── EXTRACTED DATA

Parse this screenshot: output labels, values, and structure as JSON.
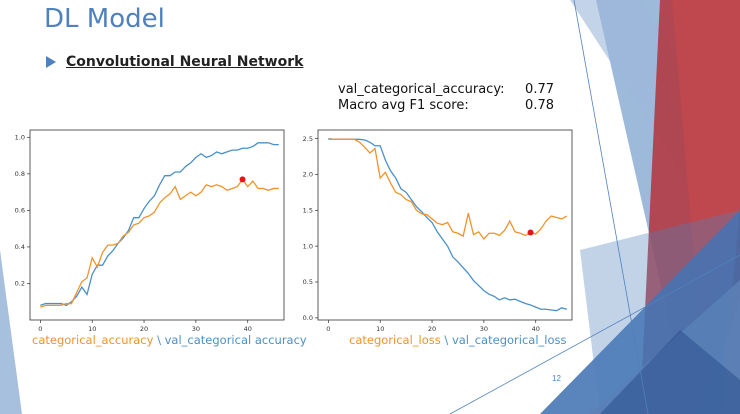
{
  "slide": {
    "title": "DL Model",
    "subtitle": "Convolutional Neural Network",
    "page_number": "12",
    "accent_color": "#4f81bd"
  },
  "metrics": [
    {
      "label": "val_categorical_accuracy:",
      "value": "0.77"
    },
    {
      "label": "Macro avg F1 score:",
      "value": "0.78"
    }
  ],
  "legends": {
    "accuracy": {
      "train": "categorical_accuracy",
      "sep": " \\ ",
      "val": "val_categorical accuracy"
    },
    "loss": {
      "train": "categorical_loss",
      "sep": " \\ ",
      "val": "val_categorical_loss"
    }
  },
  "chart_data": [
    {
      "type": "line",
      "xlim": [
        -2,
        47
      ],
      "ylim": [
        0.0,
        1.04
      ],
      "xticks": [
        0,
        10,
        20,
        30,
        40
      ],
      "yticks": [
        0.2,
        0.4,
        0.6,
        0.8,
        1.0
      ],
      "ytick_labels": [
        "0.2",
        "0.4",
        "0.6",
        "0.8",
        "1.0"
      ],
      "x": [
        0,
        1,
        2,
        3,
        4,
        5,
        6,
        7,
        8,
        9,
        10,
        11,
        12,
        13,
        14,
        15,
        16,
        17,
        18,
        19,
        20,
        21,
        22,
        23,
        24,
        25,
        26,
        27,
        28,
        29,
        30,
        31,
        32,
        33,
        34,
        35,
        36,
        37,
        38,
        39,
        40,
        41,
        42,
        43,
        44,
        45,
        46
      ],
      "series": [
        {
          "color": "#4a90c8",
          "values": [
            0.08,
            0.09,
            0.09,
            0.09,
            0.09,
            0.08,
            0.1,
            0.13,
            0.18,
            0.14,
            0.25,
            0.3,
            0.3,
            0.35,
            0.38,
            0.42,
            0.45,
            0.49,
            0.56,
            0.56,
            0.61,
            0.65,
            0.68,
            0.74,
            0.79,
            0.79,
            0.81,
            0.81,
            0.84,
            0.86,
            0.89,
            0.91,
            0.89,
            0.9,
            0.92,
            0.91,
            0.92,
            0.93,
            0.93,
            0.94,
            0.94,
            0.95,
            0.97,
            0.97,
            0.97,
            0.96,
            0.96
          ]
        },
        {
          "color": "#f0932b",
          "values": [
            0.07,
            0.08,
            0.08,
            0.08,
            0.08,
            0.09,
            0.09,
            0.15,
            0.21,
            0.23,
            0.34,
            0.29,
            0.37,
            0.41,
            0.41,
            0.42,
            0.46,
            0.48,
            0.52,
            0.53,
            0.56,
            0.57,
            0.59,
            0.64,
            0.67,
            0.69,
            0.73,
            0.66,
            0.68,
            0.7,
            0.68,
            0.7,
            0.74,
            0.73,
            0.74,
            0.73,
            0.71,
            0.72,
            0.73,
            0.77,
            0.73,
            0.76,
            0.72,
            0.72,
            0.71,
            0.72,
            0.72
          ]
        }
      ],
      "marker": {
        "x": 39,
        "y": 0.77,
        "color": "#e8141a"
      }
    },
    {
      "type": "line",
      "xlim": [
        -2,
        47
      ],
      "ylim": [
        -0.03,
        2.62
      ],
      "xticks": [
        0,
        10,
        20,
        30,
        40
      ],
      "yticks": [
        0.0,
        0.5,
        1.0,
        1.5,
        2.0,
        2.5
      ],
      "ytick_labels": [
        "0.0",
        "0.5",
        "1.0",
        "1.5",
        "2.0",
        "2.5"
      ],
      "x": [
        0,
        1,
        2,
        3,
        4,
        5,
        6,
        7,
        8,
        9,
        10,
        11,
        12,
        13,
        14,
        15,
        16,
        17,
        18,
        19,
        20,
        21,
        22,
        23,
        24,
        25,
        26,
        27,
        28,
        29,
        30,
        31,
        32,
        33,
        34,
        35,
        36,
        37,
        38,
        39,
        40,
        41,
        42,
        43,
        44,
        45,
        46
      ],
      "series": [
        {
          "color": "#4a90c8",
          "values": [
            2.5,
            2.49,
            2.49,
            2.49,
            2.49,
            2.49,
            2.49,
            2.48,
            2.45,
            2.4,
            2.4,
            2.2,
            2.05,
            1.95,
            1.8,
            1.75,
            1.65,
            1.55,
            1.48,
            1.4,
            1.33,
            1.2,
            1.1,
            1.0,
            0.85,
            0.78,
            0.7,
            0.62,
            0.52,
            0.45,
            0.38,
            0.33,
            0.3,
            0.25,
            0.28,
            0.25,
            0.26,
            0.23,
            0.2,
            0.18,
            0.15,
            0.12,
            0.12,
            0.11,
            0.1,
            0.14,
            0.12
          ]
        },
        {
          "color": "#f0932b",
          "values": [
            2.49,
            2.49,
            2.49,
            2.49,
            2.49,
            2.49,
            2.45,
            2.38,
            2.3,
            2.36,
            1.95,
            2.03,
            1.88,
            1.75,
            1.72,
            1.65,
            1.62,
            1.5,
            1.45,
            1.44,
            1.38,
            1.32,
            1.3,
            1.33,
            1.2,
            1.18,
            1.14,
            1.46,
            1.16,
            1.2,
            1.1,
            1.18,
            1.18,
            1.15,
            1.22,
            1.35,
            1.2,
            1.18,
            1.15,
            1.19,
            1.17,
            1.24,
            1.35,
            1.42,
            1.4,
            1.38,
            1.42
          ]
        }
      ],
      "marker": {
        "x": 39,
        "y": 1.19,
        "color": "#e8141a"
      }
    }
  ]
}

────
── EXTRACTED DATA

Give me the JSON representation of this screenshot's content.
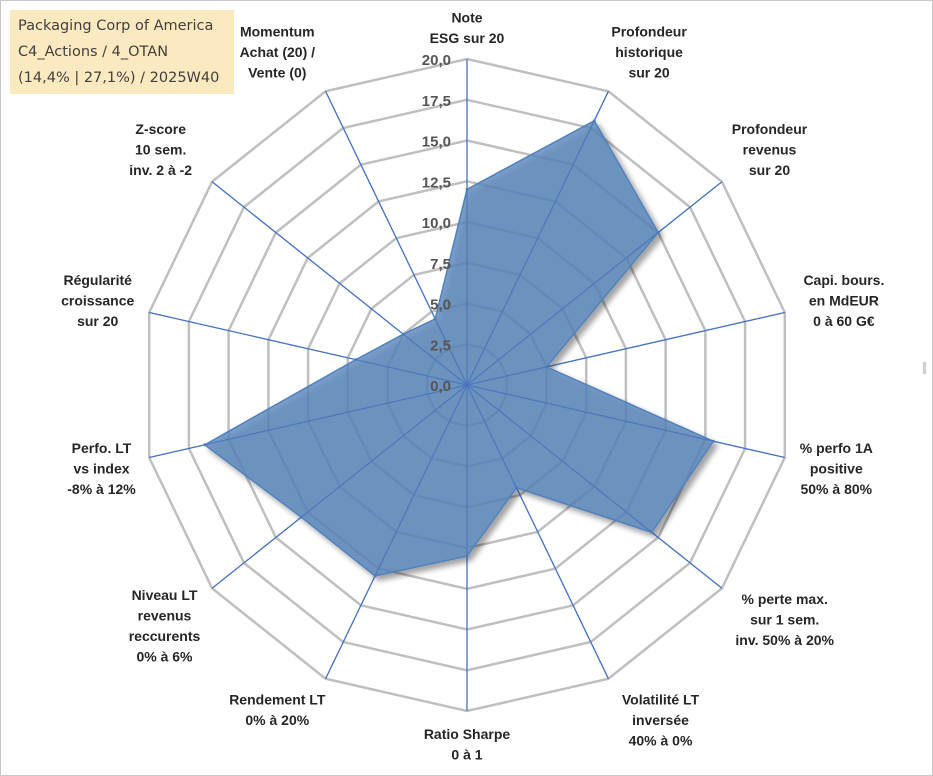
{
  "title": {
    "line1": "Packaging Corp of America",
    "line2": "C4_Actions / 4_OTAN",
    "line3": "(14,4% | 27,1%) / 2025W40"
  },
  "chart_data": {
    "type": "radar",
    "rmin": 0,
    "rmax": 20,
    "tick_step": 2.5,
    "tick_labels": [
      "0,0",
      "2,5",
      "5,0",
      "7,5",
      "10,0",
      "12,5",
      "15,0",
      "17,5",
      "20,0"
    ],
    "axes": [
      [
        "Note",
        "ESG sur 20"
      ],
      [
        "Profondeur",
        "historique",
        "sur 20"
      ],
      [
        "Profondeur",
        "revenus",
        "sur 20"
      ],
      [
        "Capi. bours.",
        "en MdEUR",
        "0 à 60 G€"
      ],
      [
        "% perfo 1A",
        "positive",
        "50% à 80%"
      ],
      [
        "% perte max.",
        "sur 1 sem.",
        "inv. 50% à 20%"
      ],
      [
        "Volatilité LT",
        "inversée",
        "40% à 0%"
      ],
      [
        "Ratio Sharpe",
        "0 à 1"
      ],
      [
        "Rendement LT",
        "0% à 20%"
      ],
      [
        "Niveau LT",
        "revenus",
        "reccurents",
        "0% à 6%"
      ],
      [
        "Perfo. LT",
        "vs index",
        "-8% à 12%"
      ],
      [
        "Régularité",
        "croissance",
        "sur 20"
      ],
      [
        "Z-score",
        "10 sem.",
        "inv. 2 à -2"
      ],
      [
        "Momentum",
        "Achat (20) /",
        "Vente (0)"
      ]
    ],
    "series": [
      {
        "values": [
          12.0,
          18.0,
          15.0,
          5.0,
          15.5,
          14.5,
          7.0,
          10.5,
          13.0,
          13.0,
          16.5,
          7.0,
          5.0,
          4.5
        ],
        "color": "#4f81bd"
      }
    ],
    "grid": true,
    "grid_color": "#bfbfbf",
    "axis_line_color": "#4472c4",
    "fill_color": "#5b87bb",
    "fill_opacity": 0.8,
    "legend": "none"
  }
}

────

# [OBJECTIVE]
What is the number of lines above that hold the string "screenshot"? Answer with that number alone.

# [EXERCISE OUTPUT]
2